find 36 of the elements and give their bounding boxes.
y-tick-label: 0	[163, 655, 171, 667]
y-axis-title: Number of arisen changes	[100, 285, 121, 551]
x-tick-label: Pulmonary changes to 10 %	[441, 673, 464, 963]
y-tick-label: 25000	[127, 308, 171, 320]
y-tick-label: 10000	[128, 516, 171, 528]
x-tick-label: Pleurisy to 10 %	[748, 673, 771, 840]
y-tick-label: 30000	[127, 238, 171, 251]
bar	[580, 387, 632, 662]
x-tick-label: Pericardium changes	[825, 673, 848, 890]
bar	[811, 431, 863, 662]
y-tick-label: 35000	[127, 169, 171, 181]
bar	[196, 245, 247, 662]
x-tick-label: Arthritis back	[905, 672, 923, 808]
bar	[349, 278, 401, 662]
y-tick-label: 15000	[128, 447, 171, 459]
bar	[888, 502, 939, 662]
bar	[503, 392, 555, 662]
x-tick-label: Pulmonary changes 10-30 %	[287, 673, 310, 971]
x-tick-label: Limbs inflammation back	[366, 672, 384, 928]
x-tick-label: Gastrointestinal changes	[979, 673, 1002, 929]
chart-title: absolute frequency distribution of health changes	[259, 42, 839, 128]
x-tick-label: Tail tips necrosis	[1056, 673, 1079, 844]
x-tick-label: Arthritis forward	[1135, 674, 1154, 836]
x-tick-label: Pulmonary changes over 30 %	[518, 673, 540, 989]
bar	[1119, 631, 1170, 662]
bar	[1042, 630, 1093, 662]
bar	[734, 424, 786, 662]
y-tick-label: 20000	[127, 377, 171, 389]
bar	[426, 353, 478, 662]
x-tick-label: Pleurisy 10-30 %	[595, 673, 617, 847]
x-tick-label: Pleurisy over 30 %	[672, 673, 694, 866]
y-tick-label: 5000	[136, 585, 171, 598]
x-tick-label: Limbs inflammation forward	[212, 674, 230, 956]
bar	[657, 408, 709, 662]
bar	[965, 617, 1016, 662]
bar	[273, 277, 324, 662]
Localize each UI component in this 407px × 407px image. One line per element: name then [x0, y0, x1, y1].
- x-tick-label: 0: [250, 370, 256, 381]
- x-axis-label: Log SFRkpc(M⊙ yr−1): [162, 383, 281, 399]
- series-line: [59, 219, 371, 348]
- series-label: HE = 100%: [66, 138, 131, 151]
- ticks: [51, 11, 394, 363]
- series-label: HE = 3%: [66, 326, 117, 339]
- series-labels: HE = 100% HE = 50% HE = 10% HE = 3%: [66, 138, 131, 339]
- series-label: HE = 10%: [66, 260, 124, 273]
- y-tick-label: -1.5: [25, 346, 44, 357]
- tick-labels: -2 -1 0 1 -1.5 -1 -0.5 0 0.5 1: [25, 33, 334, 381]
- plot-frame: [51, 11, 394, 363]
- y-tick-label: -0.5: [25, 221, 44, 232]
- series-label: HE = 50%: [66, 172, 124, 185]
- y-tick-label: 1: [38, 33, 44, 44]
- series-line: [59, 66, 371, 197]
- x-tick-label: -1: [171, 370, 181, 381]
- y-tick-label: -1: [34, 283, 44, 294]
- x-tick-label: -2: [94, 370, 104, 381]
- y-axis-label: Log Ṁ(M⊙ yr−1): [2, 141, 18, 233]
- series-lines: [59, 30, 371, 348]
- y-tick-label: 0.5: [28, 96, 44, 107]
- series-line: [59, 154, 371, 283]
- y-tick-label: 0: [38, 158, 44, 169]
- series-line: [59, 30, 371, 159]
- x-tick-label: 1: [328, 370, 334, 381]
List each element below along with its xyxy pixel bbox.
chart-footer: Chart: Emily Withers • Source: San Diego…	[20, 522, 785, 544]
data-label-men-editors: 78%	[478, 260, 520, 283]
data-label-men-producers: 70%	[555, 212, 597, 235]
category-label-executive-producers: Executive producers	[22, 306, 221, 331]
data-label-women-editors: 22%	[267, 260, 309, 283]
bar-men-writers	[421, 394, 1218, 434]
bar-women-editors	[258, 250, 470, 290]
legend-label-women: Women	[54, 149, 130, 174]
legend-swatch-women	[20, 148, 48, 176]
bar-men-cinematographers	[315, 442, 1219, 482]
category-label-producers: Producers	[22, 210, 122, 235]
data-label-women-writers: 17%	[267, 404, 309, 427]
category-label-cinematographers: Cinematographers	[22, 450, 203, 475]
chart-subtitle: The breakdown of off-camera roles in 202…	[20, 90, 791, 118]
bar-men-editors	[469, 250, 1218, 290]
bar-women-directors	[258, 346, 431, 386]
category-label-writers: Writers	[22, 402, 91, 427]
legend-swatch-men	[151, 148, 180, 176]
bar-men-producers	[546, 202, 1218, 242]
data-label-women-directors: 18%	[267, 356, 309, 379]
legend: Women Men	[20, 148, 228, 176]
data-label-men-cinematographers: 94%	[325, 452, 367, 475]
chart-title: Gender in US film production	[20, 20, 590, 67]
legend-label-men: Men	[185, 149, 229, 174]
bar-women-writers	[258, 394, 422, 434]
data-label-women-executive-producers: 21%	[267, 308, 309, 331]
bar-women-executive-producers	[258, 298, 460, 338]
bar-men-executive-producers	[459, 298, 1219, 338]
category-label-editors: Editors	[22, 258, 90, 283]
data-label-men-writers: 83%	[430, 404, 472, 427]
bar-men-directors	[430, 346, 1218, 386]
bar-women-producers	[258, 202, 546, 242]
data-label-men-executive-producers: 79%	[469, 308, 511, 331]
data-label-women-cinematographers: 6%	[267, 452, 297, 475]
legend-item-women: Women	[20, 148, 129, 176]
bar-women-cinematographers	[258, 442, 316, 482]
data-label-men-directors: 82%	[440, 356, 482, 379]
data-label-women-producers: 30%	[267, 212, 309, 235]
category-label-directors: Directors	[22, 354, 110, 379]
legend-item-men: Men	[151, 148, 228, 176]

PROMPT
Reproduce every line from the first one down to the line containing "674, 1154, 836]", including both.

TASK RESPONSE
find 36 of the elements and give their bounding boxes.
y-tick-label: 0	[163, 655, 171, 667]
y-axis-title: Number of arisen changes	[100, 285, 121, 551]
x-tick-label: Pulmonary changes to 10 %	[441, 673, 464, 963]
y-tick-label: 25000	[127, 308, 171, 320]
y-tick-label: 10000	[128, 516, 171, 528]
x-tick-label: Pleurisy to 10 %	[748, 673, 771, 840]
y-tick-label: 30000	[127, 238, 171, 251]
bar	[580, 387, 632, 662]
x-tick-label: Pericardium changes	[825, 673, 848, 890]
bar	[811, 431, 863, 662]
y-tick-label: 35000	[127, 169, 171, 181]
bar	[196, 245, 247, 662]
x-tick-label: Arthritis back	[905, 672, 923, 808]
bar	[349, 278, 401, 662]
y-tick-label: 15000	[128, 447, 171, 459]
bar	[888, 502, 939, 662]
bar	[503, 392, 555, 662]
x-tick-label: Pulmonary changes 10-30 %	[287, 673, 310, 971]
x-tick-label: Limbs inflammation back	[366, 672, 384, 928]
x-tick-label: Gastrointestinal changes	[979, 673, 1002, 929]
chart-title: absolute frequency distribution of health changes	[259, 42, 839, 128]
x-tick-label: Tail tips necrosis	[1056, 673, 1079, 844]
x-tick-label: Arthritis forward	[1135, 674, 1154, 836]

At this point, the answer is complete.